[WHAT TO WORK ON]
1. In the vinaigrette text, rewrite the part that opens with the words containing "Often, a couple" and closes with "30% blended oil.", changing "cold water" to "ice water".
2. Continue the vinaigrette notes from the point where they stop.

This is not a shy vinaigrette but still, there should be balance – you don’t want the attack of the vinegar too forceful or the aggression of the garlic to make anybody sit back uncomfortably. Equally, the black pepper needs to be ground to the right flake so that a customer does not end up with half a peppercorn lodged in her tooth, burning away.
Often, a couple teaspoons of cold water added at the end brings the whole package into shape – taste-wise and texture-wise. Because some batches of vinegar are mellower than others and because the size and force of garlic cloves vary adjust as needed by adding oil to calm it if it is too bright, adding a clove of microplaned garlic if it is too subtle, or adding a little water if it is too assertive in general.
EVOO is too strong – use the 70% / 30% blended oil.
Keep ratio 4:1 oil to vinegar.

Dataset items
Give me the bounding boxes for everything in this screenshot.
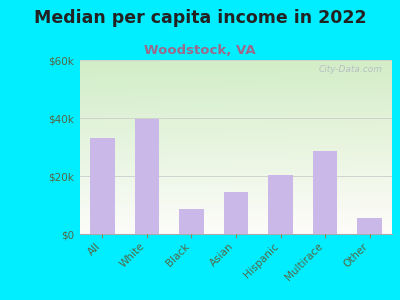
Text: Woodstock, VA: Woodstock, VA xyxy=(144,44,256,56)
Bar xyxy=(268,175,293,234)
Bar xyxy=(134,119,159,234)
Text: Median per capita income in 2022: Median per capita income in 2022 xyxy=(34,9,366,27)
Bar xyxy=(179,209,204,234)
Bar xyxy=(313,152,337,234)
Text: City-Data.com: City-Data.com xyxy=(319,65,383,74)
Bar xyxy=(224,192,248,234)
Bar xyxy=(358,218,382,234)
Bar xyxy=(90,138,114,234)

[ANSWERS PROVIDED]
1.
Often, a couple teaspoons of ice water added at the end brings the whole package into shape – taste-wise and texture-wise. Because some batches of vinegar are mellower than others and because the size and force of garlic cloves vary adjust as needed by adding oil to calm it if it is too bright, adding a clove of microplaned garlic if it is too subtle, or adding a little water if it is too assertive in general.
EVOO is too strong – use the 70% / 30% blended oil.

2.
SOFT LETTUCES VINAIGRETTE
Well-washed Bibb, Red Leaf, or Little Gem lettuce. (Perky. Lively. Fresh. Seriously. Pay attention. I have seen some wilted crap come out of this kitchen).
Tear only once, by hand, and toss leaves in vinaigrette in stainless bowl before mounding into our wooden bowls to serve. This way you can see if you have properly dressed. Over sodden and the leaves can’t “stand up.”
Reuse the same metal bowl for multiple order but be aware of the dressing that builds up in there and contributes to overdressing.
Change out your bowl every three orders.
Season with a final sprinkle of salt and few grinds of black pepper once in bowl – and rain from on high, both salt and pepper. Keep the portion serious – we want a real salad, not a garnish.